» **Task goal**
Write out the whole listing again, exactly.

» **Input for this task**
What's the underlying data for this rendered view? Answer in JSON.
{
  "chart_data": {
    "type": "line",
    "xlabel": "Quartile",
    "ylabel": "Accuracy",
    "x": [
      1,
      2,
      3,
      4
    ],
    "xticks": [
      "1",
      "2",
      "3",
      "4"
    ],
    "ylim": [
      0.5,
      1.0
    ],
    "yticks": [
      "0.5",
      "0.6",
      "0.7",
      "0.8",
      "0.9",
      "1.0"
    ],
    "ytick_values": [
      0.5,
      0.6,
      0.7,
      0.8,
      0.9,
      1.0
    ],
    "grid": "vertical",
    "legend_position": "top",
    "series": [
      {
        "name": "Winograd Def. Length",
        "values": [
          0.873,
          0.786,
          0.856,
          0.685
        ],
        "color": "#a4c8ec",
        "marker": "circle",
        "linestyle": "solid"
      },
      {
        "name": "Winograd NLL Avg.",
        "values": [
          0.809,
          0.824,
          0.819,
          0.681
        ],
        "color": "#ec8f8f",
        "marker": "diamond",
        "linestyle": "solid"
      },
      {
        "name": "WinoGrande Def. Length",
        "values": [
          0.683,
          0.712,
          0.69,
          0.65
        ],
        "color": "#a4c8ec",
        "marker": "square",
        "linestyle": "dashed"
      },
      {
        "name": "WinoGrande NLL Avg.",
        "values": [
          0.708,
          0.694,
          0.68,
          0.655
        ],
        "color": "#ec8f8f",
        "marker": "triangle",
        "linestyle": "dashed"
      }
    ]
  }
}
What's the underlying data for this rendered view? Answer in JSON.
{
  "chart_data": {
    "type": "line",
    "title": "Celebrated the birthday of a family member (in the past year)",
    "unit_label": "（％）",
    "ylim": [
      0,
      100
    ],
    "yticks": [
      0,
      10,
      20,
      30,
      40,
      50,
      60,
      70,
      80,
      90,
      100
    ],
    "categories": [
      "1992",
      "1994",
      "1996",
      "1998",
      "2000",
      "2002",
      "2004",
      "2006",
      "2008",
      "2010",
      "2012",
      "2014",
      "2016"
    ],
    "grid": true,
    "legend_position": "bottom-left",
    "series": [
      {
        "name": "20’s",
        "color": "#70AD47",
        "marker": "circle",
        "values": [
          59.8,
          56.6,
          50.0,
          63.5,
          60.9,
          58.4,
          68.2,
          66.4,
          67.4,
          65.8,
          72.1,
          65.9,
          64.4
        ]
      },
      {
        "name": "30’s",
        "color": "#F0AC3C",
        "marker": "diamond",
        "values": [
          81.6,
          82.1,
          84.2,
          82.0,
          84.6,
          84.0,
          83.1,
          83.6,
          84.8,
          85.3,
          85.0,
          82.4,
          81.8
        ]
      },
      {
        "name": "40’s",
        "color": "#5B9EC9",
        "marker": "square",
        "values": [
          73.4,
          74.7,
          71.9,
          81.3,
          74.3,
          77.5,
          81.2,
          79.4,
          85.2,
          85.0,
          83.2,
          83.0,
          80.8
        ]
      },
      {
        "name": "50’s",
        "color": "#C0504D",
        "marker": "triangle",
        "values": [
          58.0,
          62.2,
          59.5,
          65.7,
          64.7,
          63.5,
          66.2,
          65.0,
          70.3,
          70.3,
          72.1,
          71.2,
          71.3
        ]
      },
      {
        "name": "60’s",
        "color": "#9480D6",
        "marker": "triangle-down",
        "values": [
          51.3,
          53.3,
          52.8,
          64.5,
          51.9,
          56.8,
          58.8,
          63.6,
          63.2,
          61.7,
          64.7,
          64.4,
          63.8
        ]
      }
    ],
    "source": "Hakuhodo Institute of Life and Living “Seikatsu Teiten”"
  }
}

» **Exercise output**
What's the underlying data for this rendered view? Answer in JSON.
{
  "chart_data": {
    "type": "line",
    "xlabel": "Quartile",
    "ylabel": "Accuracy",
    "x": [
      1,
      2,
      3,
      4
    ],
    "xticks": [
      "1",
      "2",
      "3",
      "4"
    ],
    "ylim": [
      0.5,
      1.0
    ],
    "yticks": [
      "0.5",
      "0.6",
      "0.7",
      "0.8",
      "0.9",
      "1.0"
    ],
    "ytick_values": [
      0.5,
      0.6,
      0.7,
      0.8,
      0.9,
      1.0
    ],
    "grid": "vertical",
    "legend_position": "top",
    "series": [
      {
        "name": "Winograd Def. Length",
        "values": [
          0.873,
          0.786,
          0.856,
          0.685
        ],
        "color": "#a4c8ec",
        "marker": "circle",
        "linestyle": "solid"
      },
      {
        "name": "Winograd NLL Avg.",
        "values": [
          0.809,
          0.824,
          0.819,
          0.681
        ],
        "color": "#ec8f8f",
        "marker": "diamond",
        "linestyle": "solid"
      },
      {
        "name": "WinoGrande Def. Length",
        "values": [
          0.683,
          0.712,
          0.69,
          0.65
        ],
        "color": "#a4c8ec",
        "marker": "square",
        "linestyle": "dashed"
      },
      {
        "name": "WinoGrande NLL Avg.",
        "values": [
          0.708,
          0.694,
          0.68,
          0.655
        ],
        "color": "#ec8f8f",
        "marker": "triangle",
        "linestyle": "dashed"
      }
    ]
  }
}
What's the underlying data for this rendered view? Answer in JSON.
{
  "chart_data": {
    "type": "line",
    "title": "Celebrated the birthday of a family member (in the past year)",
    "unit_label": "（％）",
    "ylim": [
      0,
      100
    ],
    "yticks": [
      0,
      10,
      20,
      30,
      40,
      50,
      60,
      70,
      80,
      90,
      100
    ],
    "categories": [
      "1992",
      "1994",
      "1996",
      "1998",
      "2000",
      "2002",
      "2004",
      "2006",
      "2008",
      "2010",
      "2012",
      "2014",
      "2016"
    ],
    "grid": true,
    "legend_position": "bottom-left",
    "series": [
      {
        "name": "20’s",
        "color": "#70AD47",
        "marker": "circle",
        "values": [
          59.8,
          56.6,
          50.0,
          63.5,
          60.9,
          58.4,
          68.2,
          66.4,
          67.4,
          65.8,
          72.1,
          65.9,
          64.4
        ]
      },
      {
        "name": "30’s",
        "color": "#F0AC3C",
        "marker": "diamond",
        "values": [
          81.6,
          82.1,
          84.2,
          82.0,
          84.6,
          84.0,
          83.1,
          83.6,
          84.8,
          85.3,
          85.0,
          82.4,
          81.8
        ]
      },
      {
        "name": "40’s",
        "color": "#5B9EC9",
        "marker": "square",
        "values": [
          73.4,
          74.7,
          71.9,
          81.3,
          74.3,
          77.5,
          81.2,
          79.4,
          85.2,
          85.0,
          83.2,
          83.0,
          80.8
        ]
      },
      {
        "name": "50’s",
        "color": "#C0504D",
        "marker": "triangle",
        "values": [
          58.0,
          62.2,
          59.5,
          65.7,
          64.7,
          63.5,
          66.2,
          65.0,
          70.3,
          70.3,
          72.1,
          71.2,
          71.3
        ]
      },
      {
        "name": "60’s",
        "color": "#9480D6",
        "marker": "triangle-down",
        "values": [
          51.3,
          53.3,
          52.8,
          64.5,
          51.9,
          56.8,
          58.8,
          63.6,
          63.2,
          61.7,
          64.7,
          64.4,
          63.8
        ]
      }
    ],
    "source": "Hakuhodo Institute of Life and Living “Seikatsu Teiten”"
  }
}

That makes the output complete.